(Figure data in JSON)
.....

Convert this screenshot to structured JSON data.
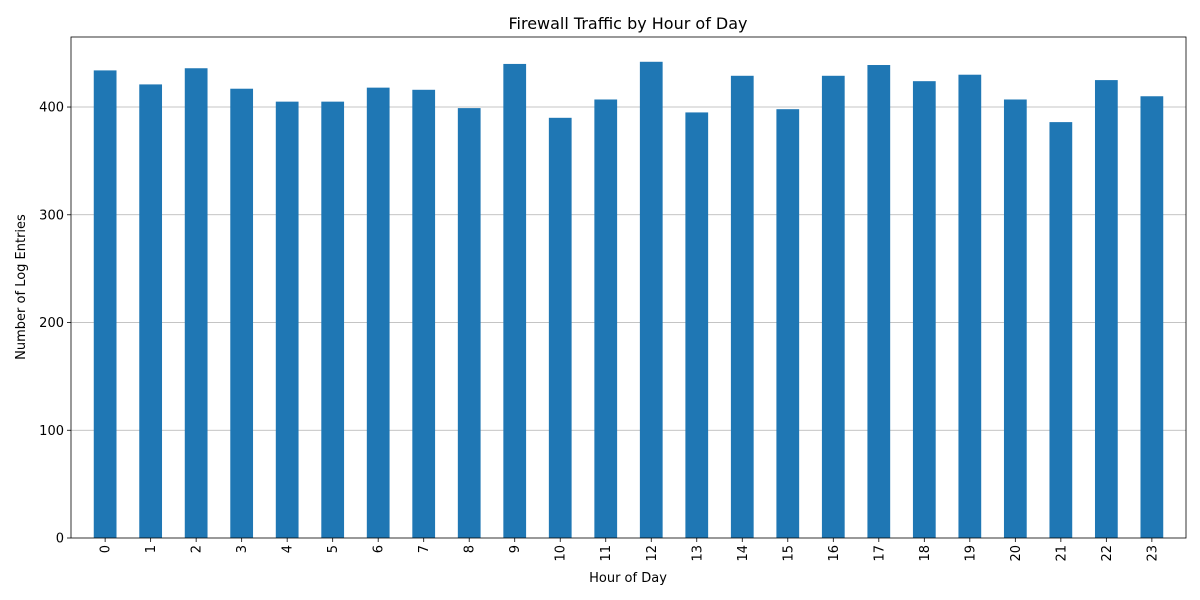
{
  "chart_data": {
    "type": "bar",
    "title": "Firewall Traffic by Hour of Day",
    "xlabel": "Hour of Day",
    "ylabel": "Number of Log Entries",
    "categories": [
      "0",
      "1",
      "2",
      "3",
      "4",
      "5",
      "6",
      "7",
      "8",
      "9",
      "10",
      "11",
      "12",
      "13",
      "14",
      "15",
      "16",
      "17",
      "18",
      "19",
      "20",
      "21",
      "22",
      "23"
    ],
    "values": [
      434,
      421,
      436,
      417,
      405,
      405,
      418,
      416,
      399,
      440,
      390,
      407,
      442,
      395,
      429,
      398,
      429,
      439,
      424,
      430,
      407,
      386,
      425,
      410
    ],
    "ylim": [
      0,
      465
    ],
    "yticks": [
      0,
      100,
      200,
      300,
      400
    ],
    "grid": "y",
    "bar_color": "#1f77b4",
    "xtick_rotation": "vertical"
  }
}
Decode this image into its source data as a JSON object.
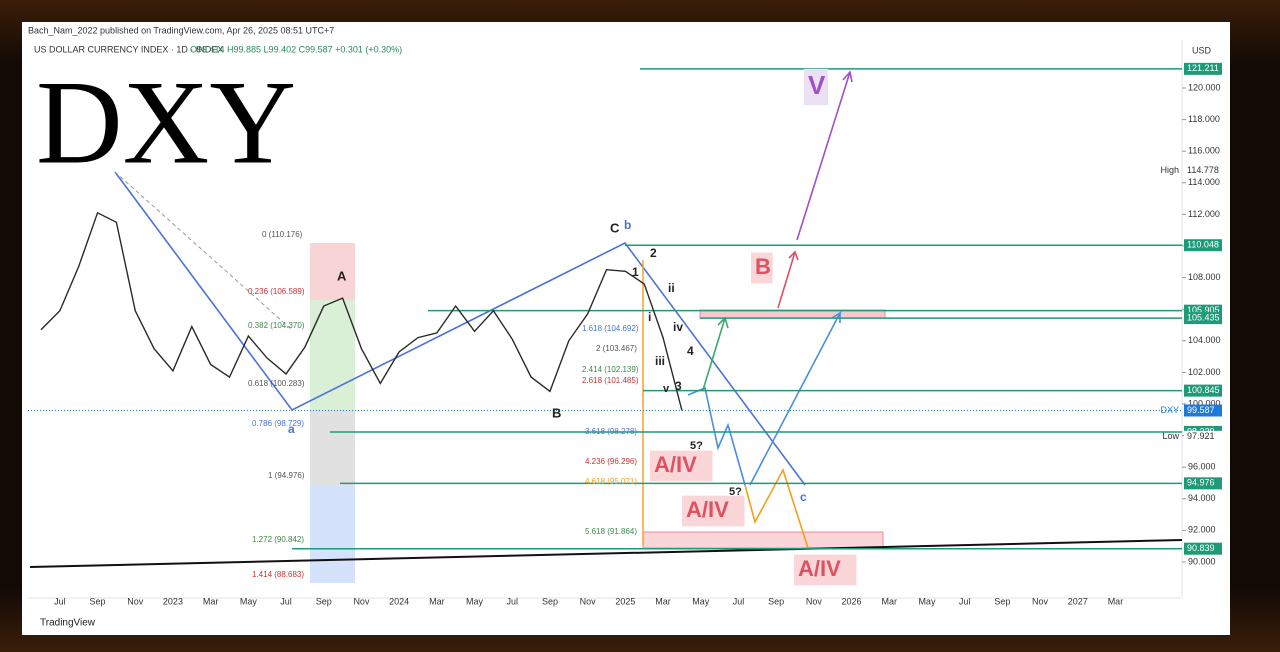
{
  "header": {
    "publisher": "Bach_Nam_2022 published on TradingView.com, Apr 26, 2025 08:51 UTC+7",
    "symbol": "US DOLLAR CURRENCY INDEX · 1D · INDEX",
    "ohlc": "O99.414 H99.885 L99.402 C99.587 +0.301 (+0.30%)",
    "big_title": "DXY",
    "currency": "USD",
    "footer": "TradingView"
  },
  "chart_data": {
    "type": "line",
    "color": "#2a2a2a",
    "categories": [
      null,
      "Jul",
      null,
      "Sep",
      null,
      "Nov",
      null,
      "2023",
      null,
      "Mar",
      null,
      "May",
      null,
      "Jul",
      null,
      "Sep",
      null,
      "Nov",
      null,
      "2024",
      null,
      "Mar",
      null,
      "May",
      null,
      "Jul",
      null,
      "Sep",
      null,
      "Nov",
      null,
      "2025",
      null,
      "Mar",
      null,
      "May",
      null,
      "Jul",
      null,
      "Sep",
      null,
      "Nov",
      null,
      "2026",
      null,
      "Mar",
      null,
      "May",
      null,
      "Jul",
      null,
      "Sep",
      null,
      "Nov",
      null,
      "2027",
      null,
      "Mar"
    ],
    "values": [
      104.7,
      105.9,
      108.7,
      112.1,
      111.5,
      105.9,
      103.5,
      102.1,
      104.9,
      102.5,
      101.7,
      104.3,
      102.9,
      101.9,
      103.6,
      106.2,
      106.7,
      103.5,
      101.3,
      103.3,
      104.2,
      104.5,
      106.2,
      104.6,
      105.9,
      104.1,
      101.7,
      100.8,
      104.0,
      105.7,
      108.5,
      108.4,
      107.6,
      104.2,
      99.6,
      null,
      null,
      null,
      null,
      null,
      null,
      null,
      null,
      null,
      null,
      null,
      null,
      null,
      null,
      null,
      null,
      null,
      null,
      null,
      null,
      null,
      null,
      null
    ],
    "ylim": [
      87.7,
      123.0
    ],
    "yticks": [
      {
        "value": 90,
        "label": "90.000"
      },
      {
        "value": 92,
        "label": "92.000"
      },
      {
        "value": 94,
        "label": "94.000"
      },
      {
        "value": 96,
        "label": "96.000"
      },
      {
        "value": 98,
        "label": "98.000"
      },
      {
        "value": 100,
        "label": "100.000"
      },
      {
        "value": 102,
        "label": "102.000"
      },
      {
        "value": 104,
        "label": "104.000"
      },
      {
        "value": 106,
        "label": "106.000"
      },
      {
        "value": 108,
        "label": "108.000"
      },
      {
        "value": 110,
        "label": "110.000"
      },
      {
        "value": 112,
        "label": "112.000"
      },
      {
        "value": 114,
        "label": "114.000"
      },
      {
        "value": 116,
        "label": "116.000"
      },
      {
        "value": 118,
        "label": "118.000"
      },
      {
        "value": 120,
        "label": "120.000"
      }
    ],
    "levels": [
      121.211,
      110.048,
      105.905,
      105.435,
      100.845,
      98.229,
      94.976,
      90.839
    ],
    "level_color": "#1e9a78",
    "last": {
      "name": "DXY",
      "value": 99.587
    },
    "high": {
      "name": "High",
      "value": 114.778
    },
    "low": {
      "name": "Low",
      "value": 97.921
    },
    "annotations": [
      "0 (110.176)",
      "0.236 (106.589)",
      "0.382 (104.370)",
      "0.618 (100.283)",
      "0.786 (98.729)",
      "1 (94.976)",
      "1.272 (90.842)",
      "1.414 (88.683)",
      "1.618 (104.692)",
      "2 (103.467)",
      "2.414 (102.139)",
      "2.618 (101.485)",
      "3.618 (98.278)",
      "4.236 (96.296)",
      "4.618 (95.071)",
      "5.618 (91.864)",
      "A",
      "B",
      "C",
      "b",
      "a",
      "1",
      "2",
      "i",
      "ii",
      "iii",
      "iv",
      "v",
      "3",
      "4",
      "5?",
      "5?",
      "c",
      "V",
      "B",
      "A/IV",
      "A/IV",
      "A/IV"
    ]
  }
}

.....

Omit any images, then output the listing exactly.

Convert this screenshot to structured JSON data.
{
  "chart_data": {
    "type": "bar",
    "title": "Firewall Traffic by Hour of Day",
    "xlabel": "Hour of Day",
    "ylabel": "Number of Log Entries",
    "categories": [
      "0",
      "1",
      "2",
      "3",
      "4",
      "5",
      "6",
      "7",
      "8",
      "9",
      "10",
      "11",
      "12",
      "13",
      "14",
      "15",
      "16",
      "17",
      "18",
      "19",
      "20",
      "21",
      "22",
      "23"
    ],
    "values": [
      434,
      421,
      436,
      417,
      405,
      405,
      418,
      416,
      399,
      440,
      390,
      407,
      442,
      395,
      429,
      398,
      429,
      439,
      424,
      430,
      407,
      386,
      425,
      410
    ],
    "ylim": [
      0,
      465
    ],
    "yticks": [
      0,
      100,
      200,
      300,
      400
    ],
    "grid": "y",
    "bar_color": "#1f77b4",
    "xtick_rotation": "vertical"
  }
}
Decode this image into its source data as a JSON object.
{
  "header": {
    "publisher": "Bach_Nam_2022 published on TradingView.com, Apr 26, 2025 08:51 UTC+7",
    "symbol": "US DOLLAR CURRENCY INDEX · 1D · INDEX",
    "ohlc": "O99.414 H99.885 L99.402 C99.587 +0.301 (+0.30%)",
    "big_title": "DXY",
    "currency": "USD",
    "footer": "TradingView"
  },
  "chart_data": {
    "type": "line",
    "color": "#2a2a2a",
    "categories": [
      null,
      "Jul",
      null,
      "Sep",
      null,
      "Nov",
      null,
      "2023",
      null,
      "Mar",
      null,
      "May",
      null,
      "Jul",
      null,
      "Sep",
      null,
      "Nov",
      null,
      "2024",
      null,
      "Mar",
      null,
      "May",
      null,
      "Jul",
      null,
      "Sep",
      null,
      "Nov",
      null,
      "2025",
      null,
      "Mar",
      null,
      "May",
      null,
      "Jul",
      null,
      "Sep",
      null,
      "Nov",
      null,
      "2026",
      null,
      "Mar",
      null,
      "May",
      null,
      "Jul",
      null,
      "Sep",
      null,
      "Nov",
      null,
      "2027",
      null,
      "Mar"
    ],
    "values": [
      104.7,
      105.9,
      108.7,
      112.1,
      111.5,
      105.9,
      103.5,
      102.1,
      104.9,
      102.5,
      101.7,
      104.3,
      102.9,
      101.9,
      103.6,
      106.2,
      106.7,
      103.5,
      101.3,
      103.3,
      104.2,
      104.5,
      106.2,
      104.6,
      105.9,
      104.1,
      101.7,
      100.8,
      104.0,
      105.7,
      108.5,
      108.4,
      107.6,
      104.2,
      99.6,
      null,
      null,
      null,
      null,
      null,
      null,
      null,
      null,
      null,
      null,
      null,
      null,
      null,
      null,
      null,
      null,
      null,
      null,
      null,
      null,
      null,
      null,
      null
    ],
    "ylim": [
      87.7,
      123.0
    ],
    "yticks": [
      {
        "value": 90,
        "label": "90.000"
      },
      {
        "value": 92,
        "label": "92.000"
      },
      {
        "value": 94,
        "label": "94.000"
      },
      {
        "value": 96,
        "label": "96.000"
      },
      {
        "value": 98,
        "label": "98.000"
      },
      {
        "value": 100,
        "label": "100.000"
      },
      {
        "value": 102,
        "label": "102.000"
      },
      {
        "value": 104,
        "label": "104.000"
      },
      {
        "value": 106,
        "label": "106.000"
      },
      {
        "value": 108,
        "label": "108.000"
      },
      {
        "value": 110,
        "label": "110.000"
      },
      {
        "value": 112,
        "label": "112.000"
      },
      {
        "value": 114,
        "label": "114.000"
      },
      {
        "value": 116,
        "label": "116.000"
      },
      {
        "value": 118,
        "label": "118.000"
      },
      {
        "value": 120,
        "label": "120.000"
      }
    ],
    "levels": [
      121.211,
      110.048,
      105.905,
      105.435,
      100.845,
      98.229,
      94.976,
      90.839
    ],
    "level_color": "#1e9a78",
    "last": {
      "name": "DXY",
      "value": 99.587
    },
    "high": {
      "name": "High",
      "value": 114.778
    },
    "low": {
      "name": "Low",
      "value": 97.921
    },
    "annotations": [
      "0 (110.176)",
      "0.236 (106.589)",
      "0.382 (104.370)",
      "0.618 (100.283)",
      "0.786 (98.729)",
      "1 (94.976)",
      "1.272 (90.842)",
      "1.414 (88.683)",
      "1.618 (104.692)",
      "2 (103.467)",
      "2.414 (102.139)",
      "2.618 (101.485)",
      "3.618 (98.278)",
      "4.236 (96.296)",
      "4.618 (95.071)",
      "5.618 (91.864)",
      "A",
      "B",
      "C",
      "b",
      "a",
      "1",
      "2",
      "i",
      "ii",
      "iii",
      "iv",
      "v",
      "3",
      "4",
      "5?",
      "5?",
      "c",
      "V",
      "B",
      "A/IV",
      "A/IV",
      "A/IV"
    ]
  }
}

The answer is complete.